Direction =
Check every line for the word "days" and state how many lines have it. Reply with the number alone.
═════ Recorded information ═════
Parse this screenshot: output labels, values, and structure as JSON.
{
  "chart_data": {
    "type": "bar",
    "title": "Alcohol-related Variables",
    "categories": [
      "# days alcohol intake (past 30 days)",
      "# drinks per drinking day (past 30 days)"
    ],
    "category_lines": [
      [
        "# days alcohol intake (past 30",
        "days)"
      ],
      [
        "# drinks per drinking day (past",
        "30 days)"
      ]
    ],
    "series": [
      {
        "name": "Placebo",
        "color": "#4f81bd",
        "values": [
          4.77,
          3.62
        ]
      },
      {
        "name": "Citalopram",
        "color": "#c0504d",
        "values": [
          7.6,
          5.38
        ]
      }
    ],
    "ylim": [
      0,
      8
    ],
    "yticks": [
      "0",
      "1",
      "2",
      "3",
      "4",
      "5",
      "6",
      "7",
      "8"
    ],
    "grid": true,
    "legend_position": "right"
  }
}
═════
Response to this exercise =
5